::: RECORDS SUPPLIED :::

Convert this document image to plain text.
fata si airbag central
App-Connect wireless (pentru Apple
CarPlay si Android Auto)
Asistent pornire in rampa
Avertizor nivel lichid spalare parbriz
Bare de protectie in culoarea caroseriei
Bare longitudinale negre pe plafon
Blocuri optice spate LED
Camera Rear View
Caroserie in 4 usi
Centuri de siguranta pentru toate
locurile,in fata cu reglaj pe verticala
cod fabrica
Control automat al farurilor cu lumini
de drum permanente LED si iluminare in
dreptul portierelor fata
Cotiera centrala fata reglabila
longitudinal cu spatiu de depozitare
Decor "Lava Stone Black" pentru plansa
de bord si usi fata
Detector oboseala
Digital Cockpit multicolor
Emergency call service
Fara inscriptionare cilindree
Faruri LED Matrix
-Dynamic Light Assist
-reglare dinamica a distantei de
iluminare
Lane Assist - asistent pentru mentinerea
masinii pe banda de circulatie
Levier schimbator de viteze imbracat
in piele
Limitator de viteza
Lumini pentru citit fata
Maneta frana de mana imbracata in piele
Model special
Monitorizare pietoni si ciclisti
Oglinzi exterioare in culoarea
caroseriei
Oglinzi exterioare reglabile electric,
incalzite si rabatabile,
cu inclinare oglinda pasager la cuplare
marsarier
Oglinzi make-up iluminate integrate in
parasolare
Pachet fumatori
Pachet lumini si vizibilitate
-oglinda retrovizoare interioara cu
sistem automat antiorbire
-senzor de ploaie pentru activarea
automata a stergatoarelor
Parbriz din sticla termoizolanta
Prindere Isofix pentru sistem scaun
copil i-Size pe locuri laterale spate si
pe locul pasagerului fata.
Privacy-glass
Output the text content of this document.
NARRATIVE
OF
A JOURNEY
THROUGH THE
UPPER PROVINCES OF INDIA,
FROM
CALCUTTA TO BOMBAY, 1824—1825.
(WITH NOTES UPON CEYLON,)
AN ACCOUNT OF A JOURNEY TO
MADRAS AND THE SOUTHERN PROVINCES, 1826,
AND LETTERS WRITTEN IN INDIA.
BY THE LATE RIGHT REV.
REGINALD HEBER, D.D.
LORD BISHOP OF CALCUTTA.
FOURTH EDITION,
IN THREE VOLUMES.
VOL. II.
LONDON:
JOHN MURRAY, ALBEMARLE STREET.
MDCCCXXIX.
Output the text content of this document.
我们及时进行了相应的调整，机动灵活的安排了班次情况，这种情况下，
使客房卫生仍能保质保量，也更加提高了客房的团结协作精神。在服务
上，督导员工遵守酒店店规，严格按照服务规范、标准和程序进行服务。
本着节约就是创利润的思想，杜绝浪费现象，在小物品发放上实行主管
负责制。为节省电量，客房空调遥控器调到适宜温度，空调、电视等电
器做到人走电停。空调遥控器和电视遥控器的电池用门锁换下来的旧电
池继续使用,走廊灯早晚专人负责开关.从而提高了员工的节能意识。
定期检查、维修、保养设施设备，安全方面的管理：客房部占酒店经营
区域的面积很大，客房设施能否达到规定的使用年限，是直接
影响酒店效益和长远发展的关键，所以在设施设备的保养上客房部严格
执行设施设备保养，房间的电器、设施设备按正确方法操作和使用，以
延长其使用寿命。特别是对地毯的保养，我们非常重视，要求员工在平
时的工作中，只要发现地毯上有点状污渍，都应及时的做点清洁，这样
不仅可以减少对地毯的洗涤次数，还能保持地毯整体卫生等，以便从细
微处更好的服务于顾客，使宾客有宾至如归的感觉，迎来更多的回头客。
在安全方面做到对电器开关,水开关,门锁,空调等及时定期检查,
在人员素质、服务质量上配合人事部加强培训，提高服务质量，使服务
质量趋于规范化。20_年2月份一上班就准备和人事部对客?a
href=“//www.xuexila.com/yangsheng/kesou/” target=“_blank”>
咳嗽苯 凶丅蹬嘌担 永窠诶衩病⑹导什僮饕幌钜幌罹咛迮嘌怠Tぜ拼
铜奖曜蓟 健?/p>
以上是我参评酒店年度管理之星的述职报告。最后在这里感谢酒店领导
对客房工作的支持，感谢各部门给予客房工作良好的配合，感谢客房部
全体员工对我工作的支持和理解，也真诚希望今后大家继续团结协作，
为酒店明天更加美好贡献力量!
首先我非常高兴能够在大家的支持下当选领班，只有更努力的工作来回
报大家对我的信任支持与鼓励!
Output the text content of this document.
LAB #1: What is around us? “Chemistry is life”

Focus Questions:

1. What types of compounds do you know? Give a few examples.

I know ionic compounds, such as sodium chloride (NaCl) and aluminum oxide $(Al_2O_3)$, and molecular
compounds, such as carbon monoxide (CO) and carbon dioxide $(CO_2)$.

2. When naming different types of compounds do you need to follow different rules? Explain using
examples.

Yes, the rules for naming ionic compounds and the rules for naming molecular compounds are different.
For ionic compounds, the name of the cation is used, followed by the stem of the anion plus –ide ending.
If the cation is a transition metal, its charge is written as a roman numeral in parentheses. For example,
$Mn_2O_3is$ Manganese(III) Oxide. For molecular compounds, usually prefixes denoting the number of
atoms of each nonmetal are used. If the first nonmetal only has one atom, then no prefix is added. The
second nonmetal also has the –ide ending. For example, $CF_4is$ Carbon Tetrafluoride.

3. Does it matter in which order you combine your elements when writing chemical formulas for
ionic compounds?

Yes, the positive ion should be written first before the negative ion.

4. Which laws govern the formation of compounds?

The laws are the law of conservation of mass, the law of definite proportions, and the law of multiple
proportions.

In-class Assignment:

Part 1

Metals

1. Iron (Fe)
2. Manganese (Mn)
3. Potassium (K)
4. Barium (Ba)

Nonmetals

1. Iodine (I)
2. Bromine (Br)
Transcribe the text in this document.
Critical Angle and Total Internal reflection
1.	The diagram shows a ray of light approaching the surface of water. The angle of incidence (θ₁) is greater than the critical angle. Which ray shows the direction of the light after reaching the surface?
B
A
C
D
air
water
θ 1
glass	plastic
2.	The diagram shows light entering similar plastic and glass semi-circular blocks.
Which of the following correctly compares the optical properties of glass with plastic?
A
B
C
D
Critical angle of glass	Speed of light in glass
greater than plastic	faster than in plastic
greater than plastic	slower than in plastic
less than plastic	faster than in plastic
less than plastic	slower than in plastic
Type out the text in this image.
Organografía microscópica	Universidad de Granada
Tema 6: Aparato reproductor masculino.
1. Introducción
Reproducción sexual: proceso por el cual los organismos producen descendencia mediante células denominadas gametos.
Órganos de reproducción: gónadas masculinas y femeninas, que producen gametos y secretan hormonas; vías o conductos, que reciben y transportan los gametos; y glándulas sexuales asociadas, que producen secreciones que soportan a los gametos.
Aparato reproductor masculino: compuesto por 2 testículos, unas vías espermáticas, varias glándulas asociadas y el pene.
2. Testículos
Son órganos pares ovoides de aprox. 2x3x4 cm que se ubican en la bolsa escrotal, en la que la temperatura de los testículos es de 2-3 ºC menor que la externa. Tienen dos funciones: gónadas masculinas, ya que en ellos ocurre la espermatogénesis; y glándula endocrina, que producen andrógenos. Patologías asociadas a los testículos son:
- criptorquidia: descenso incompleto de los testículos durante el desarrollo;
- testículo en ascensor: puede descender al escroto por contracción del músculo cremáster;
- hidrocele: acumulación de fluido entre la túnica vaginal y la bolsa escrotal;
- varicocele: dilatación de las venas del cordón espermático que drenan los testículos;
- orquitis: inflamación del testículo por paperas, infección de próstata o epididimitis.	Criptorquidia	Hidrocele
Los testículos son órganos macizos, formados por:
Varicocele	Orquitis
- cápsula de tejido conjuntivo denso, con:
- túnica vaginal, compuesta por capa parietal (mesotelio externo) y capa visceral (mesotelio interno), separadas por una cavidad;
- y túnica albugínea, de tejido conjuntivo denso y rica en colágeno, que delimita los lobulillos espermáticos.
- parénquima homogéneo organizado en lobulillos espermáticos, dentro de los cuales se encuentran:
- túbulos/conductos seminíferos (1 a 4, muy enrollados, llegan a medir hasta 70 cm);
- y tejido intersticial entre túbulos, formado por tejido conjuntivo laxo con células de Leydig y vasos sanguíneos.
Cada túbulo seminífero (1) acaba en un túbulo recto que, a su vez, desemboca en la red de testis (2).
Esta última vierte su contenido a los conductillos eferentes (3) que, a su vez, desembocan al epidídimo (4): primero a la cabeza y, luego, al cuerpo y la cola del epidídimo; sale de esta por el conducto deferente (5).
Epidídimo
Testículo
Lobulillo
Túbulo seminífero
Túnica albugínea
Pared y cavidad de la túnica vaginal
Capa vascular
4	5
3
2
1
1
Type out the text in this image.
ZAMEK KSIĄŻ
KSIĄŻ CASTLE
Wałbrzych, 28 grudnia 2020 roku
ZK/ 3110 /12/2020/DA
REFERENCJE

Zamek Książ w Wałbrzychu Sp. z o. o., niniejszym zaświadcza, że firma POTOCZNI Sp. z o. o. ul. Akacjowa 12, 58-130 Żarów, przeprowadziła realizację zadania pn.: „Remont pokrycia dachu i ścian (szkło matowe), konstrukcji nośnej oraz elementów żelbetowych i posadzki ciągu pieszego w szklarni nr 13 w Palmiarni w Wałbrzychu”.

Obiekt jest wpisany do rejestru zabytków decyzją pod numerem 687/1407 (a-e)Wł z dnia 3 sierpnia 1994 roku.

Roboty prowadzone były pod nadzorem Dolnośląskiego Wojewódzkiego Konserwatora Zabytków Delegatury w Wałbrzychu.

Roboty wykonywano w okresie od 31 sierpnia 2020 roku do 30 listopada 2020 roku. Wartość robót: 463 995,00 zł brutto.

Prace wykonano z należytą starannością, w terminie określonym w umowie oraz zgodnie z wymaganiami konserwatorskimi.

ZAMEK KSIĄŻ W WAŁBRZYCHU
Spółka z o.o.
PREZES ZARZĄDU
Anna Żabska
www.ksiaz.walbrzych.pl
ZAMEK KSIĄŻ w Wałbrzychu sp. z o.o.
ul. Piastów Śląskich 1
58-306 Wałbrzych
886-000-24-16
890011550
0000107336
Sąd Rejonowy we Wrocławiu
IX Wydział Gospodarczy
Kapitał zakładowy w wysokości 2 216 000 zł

:::

### SET EXERCISE
Where a line in the material contains "different", copy that line.

### ANSWER
2. When naming different types of compounds do you need to follow different rules? Explain using
Yes, the rules for naming ionic compounds and the rules for naming molecular compounds are different.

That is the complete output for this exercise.